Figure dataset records

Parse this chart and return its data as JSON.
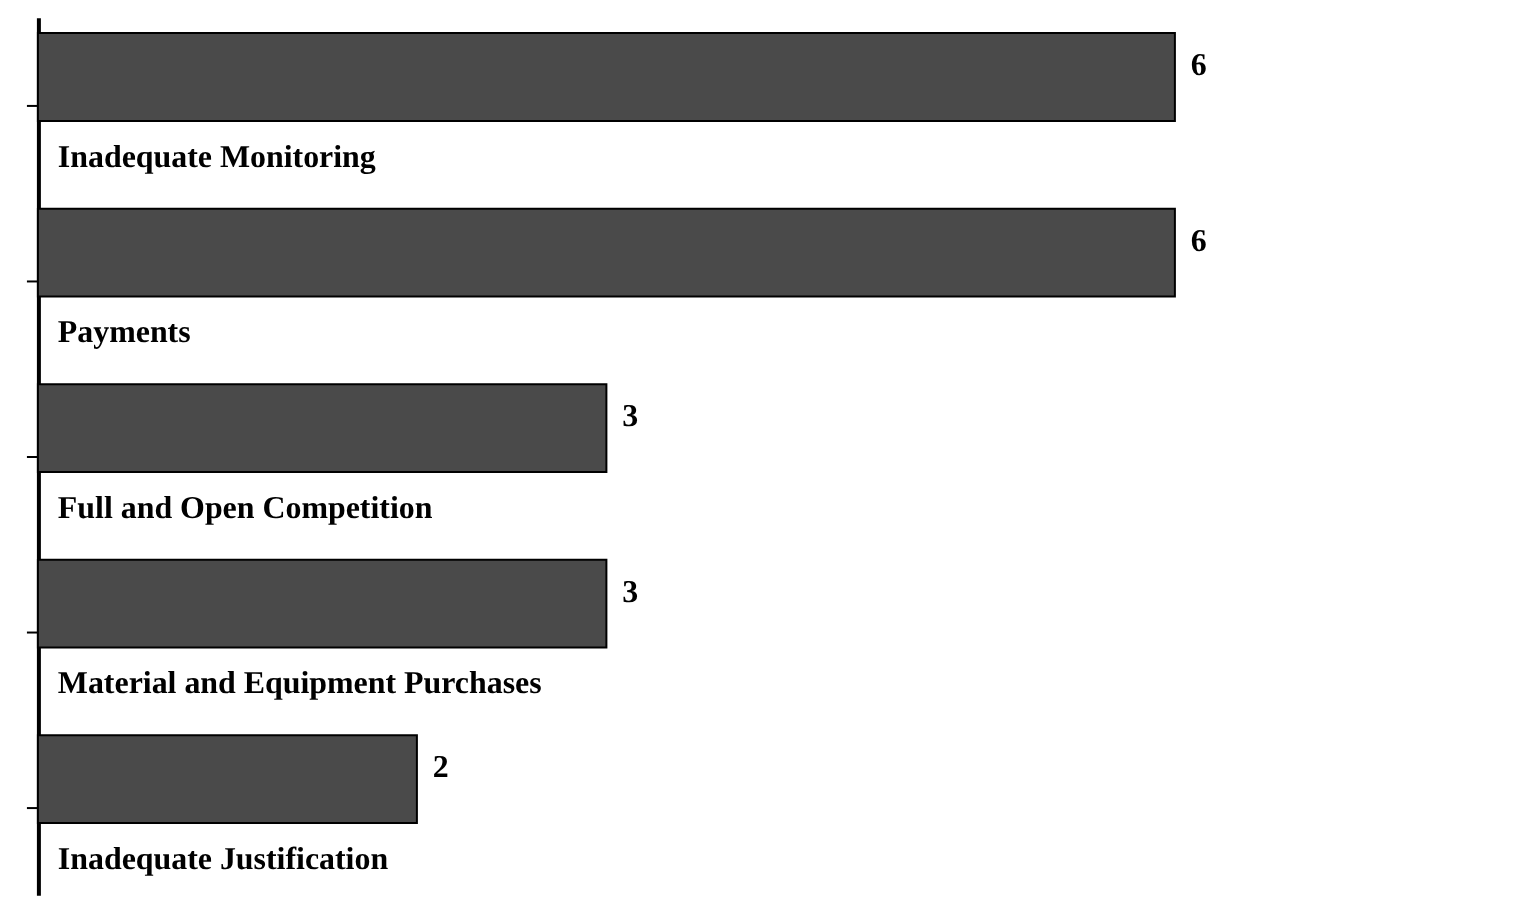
{
  "chart_data": {
    "type": "bar",
    "orientation": "horizontal",
    "categories": [
      "Inadequate Monitoring",
      "Payments",
      "Full and Open Competition",
      "Material and Equipment Purchases",
      "Inadequate Justification"
    ],
    "values": [
      6,
      6,
      3,
      3,
      2
    ],
    "color": "#4a4a4a",
    "data_labels": true,
    "grid": false
  }
}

What this task involves
Scan the data above; copy every line where "Inadequate" appears.

Solved exercise
      "Inadequate Monitoring",
      "Inadequate Justification"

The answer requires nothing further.